** START OF Material shown **

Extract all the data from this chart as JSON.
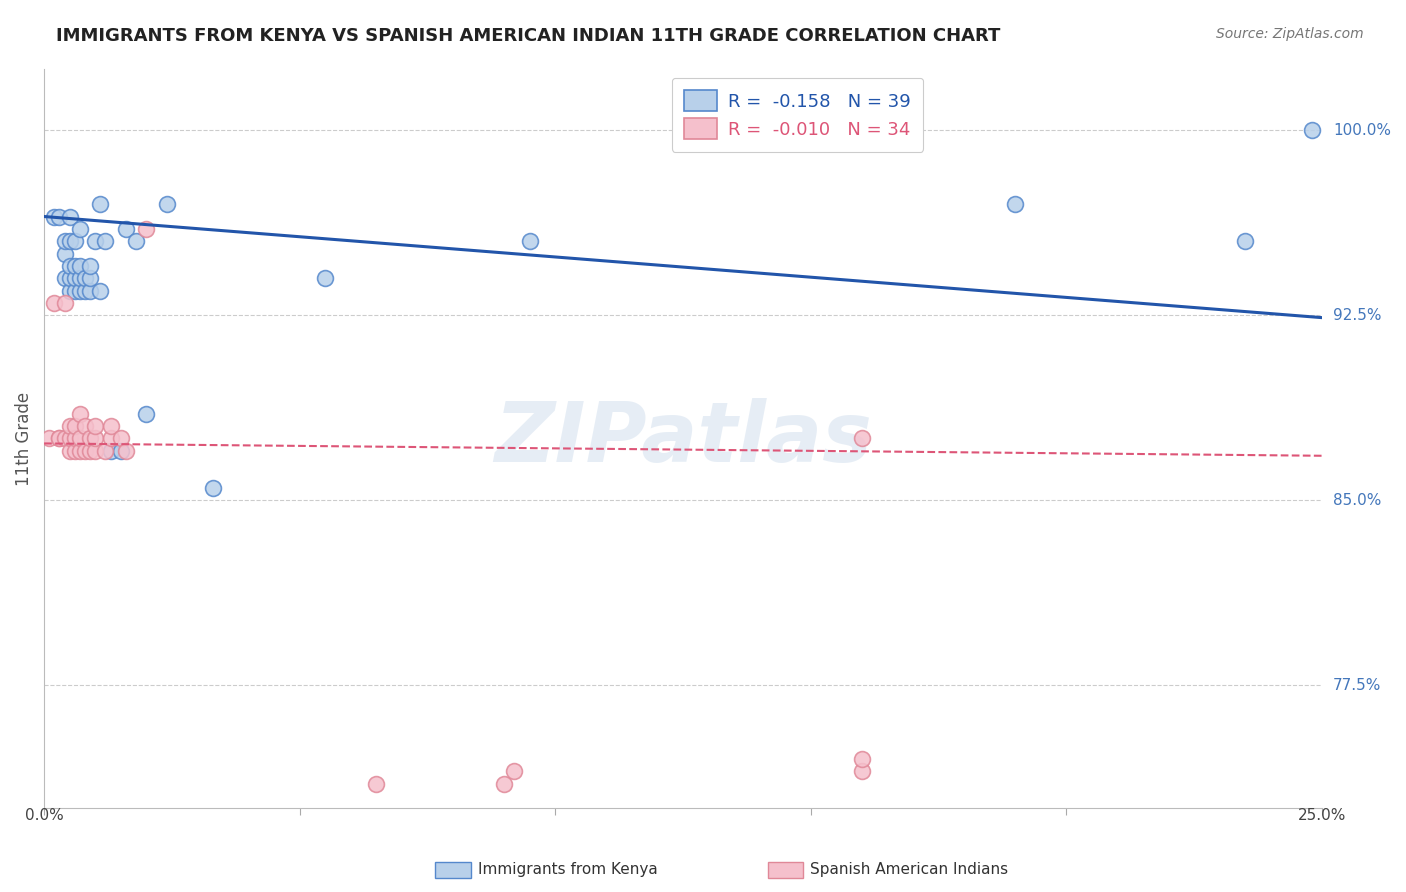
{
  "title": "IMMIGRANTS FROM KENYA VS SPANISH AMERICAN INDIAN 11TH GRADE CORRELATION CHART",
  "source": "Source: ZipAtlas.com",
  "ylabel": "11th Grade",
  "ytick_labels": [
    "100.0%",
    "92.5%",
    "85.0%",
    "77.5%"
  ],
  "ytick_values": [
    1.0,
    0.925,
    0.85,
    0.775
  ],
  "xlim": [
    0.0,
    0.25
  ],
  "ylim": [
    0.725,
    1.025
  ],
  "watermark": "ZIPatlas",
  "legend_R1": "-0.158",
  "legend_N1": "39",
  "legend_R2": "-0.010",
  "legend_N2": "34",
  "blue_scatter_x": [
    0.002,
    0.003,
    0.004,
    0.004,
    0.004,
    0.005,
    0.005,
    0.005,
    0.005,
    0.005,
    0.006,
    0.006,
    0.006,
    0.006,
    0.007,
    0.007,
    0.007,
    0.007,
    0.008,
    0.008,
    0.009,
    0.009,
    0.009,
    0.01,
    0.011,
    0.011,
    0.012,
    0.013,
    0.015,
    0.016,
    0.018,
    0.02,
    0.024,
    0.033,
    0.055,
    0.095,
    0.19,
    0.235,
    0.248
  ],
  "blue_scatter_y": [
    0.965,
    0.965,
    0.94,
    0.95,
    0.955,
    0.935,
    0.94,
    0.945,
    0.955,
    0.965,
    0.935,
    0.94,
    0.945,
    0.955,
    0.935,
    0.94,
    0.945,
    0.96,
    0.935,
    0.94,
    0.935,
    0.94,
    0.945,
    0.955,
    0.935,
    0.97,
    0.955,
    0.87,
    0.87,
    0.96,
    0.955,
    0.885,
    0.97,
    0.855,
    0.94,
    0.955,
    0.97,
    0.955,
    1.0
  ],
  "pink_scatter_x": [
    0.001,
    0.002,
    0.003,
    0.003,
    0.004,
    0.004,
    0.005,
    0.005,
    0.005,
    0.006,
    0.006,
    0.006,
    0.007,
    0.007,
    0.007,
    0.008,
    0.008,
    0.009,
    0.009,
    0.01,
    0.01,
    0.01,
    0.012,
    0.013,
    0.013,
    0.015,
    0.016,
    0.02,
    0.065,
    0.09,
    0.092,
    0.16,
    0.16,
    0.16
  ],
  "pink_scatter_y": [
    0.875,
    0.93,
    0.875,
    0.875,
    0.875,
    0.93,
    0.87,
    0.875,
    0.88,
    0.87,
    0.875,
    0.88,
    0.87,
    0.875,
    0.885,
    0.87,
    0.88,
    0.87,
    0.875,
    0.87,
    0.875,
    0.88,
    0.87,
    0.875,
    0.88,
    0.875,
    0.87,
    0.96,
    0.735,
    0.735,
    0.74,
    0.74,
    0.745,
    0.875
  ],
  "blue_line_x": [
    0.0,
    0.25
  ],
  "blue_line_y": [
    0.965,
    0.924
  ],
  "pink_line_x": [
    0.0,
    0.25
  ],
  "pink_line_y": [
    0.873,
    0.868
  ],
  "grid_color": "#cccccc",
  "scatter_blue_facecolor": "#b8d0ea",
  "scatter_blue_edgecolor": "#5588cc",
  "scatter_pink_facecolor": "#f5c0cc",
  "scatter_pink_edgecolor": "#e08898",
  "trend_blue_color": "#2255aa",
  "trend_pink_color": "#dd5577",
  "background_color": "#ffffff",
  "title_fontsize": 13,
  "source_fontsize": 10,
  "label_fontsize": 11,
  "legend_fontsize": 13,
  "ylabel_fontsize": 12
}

** END OF Material shown **
** START OF Material shown **

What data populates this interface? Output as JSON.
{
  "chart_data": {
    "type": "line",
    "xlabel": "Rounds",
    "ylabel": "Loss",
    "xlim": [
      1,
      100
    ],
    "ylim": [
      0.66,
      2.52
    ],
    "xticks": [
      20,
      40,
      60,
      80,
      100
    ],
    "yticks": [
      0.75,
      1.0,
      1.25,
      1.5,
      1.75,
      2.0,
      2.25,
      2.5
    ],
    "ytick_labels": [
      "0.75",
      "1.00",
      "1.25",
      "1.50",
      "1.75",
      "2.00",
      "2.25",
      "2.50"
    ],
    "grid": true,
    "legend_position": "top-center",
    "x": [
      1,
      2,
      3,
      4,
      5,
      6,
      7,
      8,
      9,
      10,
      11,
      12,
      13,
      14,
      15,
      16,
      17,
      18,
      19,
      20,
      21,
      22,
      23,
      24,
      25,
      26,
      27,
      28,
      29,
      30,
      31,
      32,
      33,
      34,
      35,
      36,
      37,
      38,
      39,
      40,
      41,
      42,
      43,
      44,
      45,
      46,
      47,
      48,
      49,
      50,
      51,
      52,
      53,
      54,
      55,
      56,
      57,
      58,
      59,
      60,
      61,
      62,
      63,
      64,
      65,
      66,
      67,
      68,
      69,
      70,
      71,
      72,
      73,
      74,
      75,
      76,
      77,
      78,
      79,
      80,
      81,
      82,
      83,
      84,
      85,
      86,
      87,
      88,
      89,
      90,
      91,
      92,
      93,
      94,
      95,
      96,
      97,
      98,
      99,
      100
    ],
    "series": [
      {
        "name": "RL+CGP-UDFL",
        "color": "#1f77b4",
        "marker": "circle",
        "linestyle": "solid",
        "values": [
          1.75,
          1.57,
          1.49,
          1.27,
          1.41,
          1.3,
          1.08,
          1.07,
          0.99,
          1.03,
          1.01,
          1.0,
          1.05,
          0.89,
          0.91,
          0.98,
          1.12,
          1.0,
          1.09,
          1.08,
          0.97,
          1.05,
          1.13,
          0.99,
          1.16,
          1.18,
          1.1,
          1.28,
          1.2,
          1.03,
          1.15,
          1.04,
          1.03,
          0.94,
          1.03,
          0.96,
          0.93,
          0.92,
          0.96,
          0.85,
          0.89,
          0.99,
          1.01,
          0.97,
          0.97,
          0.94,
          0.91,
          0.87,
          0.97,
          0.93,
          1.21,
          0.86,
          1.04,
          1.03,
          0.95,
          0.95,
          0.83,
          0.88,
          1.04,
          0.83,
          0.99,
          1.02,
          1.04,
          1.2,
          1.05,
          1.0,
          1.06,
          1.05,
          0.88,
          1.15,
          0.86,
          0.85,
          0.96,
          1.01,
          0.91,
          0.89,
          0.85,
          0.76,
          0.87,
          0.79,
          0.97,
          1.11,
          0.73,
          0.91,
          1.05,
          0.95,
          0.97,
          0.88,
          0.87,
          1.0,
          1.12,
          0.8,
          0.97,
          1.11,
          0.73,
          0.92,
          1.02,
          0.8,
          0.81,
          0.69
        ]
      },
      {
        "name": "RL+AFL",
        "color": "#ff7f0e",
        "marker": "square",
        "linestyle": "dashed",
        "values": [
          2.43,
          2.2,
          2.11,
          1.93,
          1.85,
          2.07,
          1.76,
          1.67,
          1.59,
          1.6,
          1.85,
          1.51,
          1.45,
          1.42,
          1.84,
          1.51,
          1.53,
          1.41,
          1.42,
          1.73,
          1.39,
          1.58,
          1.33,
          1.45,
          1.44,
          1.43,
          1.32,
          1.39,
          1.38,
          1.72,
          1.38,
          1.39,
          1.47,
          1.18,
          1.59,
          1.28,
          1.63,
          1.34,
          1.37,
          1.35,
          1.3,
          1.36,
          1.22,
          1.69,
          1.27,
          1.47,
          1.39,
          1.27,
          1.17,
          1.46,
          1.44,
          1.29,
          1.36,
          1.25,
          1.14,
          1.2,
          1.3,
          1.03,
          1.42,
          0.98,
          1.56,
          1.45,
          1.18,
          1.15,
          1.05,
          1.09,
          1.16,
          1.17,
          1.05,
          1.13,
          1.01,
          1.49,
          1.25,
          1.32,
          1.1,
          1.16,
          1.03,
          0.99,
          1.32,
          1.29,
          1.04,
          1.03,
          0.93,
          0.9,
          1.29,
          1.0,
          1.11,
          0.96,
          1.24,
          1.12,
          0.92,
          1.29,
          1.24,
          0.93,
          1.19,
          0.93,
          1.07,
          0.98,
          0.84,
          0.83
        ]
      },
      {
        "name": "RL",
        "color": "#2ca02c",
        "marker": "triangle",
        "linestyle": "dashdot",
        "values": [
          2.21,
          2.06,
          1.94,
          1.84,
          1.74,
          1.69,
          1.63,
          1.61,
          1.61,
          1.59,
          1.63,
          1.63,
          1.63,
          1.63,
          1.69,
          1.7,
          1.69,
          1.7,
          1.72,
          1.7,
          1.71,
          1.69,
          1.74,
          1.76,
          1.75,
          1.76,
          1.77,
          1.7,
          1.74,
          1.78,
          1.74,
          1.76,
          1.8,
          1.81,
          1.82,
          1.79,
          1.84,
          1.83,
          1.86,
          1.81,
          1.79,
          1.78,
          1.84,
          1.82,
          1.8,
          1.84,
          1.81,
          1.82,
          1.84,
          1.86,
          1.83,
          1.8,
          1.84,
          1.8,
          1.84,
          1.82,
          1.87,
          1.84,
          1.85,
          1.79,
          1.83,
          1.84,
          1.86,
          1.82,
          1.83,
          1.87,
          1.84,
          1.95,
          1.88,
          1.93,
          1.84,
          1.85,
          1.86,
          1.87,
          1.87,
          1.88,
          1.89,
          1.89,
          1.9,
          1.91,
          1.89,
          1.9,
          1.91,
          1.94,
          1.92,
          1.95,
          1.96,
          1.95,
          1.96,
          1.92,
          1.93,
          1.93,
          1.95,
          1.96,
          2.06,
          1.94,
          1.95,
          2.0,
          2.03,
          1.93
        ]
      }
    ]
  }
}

** END OF Material shown **
** START OF Material shown **

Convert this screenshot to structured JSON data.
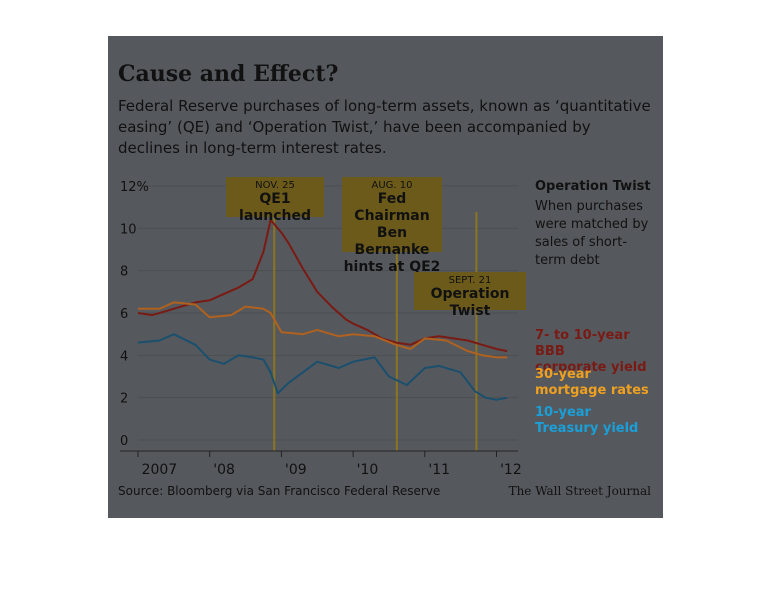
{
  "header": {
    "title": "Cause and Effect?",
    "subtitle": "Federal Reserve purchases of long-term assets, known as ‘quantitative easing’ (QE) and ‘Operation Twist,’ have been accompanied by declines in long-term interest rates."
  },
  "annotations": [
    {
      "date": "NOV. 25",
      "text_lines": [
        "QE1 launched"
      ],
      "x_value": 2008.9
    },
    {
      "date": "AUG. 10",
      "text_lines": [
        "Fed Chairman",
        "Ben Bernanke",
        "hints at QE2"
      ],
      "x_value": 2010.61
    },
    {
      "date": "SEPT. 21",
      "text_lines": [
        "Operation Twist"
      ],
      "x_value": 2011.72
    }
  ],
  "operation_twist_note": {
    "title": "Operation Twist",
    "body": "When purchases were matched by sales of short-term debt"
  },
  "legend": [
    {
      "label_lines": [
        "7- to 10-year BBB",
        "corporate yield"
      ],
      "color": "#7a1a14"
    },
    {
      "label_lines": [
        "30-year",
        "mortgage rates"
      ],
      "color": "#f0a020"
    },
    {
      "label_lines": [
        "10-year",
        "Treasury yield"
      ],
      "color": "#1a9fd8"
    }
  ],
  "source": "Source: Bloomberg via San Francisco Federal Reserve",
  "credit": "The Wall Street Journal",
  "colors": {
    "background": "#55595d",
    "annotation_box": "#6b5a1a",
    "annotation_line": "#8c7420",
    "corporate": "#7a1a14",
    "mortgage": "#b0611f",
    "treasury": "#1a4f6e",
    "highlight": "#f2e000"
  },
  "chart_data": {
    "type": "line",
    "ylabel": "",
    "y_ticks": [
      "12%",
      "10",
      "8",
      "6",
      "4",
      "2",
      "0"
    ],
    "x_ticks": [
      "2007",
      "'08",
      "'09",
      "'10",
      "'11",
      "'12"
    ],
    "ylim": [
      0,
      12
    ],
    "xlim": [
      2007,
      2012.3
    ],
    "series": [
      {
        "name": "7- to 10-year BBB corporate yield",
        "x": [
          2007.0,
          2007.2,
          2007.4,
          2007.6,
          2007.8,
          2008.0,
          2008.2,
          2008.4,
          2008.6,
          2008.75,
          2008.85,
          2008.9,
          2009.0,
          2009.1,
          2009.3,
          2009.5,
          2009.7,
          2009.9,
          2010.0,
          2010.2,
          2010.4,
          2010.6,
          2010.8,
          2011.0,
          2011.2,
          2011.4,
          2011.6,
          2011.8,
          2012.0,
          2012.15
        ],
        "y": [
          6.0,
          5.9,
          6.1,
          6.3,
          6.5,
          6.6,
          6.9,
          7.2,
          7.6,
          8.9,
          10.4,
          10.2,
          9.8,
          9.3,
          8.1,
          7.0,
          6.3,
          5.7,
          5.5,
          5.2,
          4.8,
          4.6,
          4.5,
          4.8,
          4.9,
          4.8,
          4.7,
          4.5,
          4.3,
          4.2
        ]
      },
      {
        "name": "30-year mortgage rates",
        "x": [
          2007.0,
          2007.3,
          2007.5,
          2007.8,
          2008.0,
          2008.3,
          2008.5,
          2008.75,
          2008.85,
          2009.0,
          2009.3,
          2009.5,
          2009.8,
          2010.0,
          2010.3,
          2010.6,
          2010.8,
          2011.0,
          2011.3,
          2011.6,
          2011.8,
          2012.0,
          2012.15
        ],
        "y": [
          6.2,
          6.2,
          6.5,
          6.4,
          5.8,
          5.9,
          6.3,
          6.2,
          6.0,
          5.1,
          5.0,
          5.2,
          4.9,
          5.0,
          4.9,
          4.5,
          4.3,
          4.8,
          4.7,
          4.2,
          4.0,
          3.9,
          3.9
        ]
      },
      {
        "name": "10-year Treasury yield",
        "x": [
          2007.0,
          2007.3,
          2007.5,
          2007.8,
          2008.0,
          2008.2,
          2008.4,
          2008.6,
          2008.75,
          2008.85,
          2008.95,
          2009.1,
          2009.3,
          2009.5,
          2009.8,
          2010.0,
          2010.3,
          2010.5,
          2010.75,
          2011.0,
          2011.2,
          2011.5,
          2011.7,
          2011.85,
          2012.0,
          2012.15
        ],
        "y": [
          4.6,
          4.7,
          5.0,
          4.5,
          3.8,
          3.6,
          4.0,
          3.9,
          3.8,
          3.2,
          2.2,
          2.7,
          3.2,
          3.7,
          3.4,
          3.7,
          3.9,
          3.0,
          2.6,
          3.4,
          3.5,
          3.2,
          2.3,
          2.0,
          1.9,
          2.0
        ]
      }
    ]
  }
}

** END OF Material shown **

Copy all lines in the listing above where the string "mortgage" appears.

        "mortgage rates"
    "mortgage": "#b0611f",
        "name": "30-year mortgage rates",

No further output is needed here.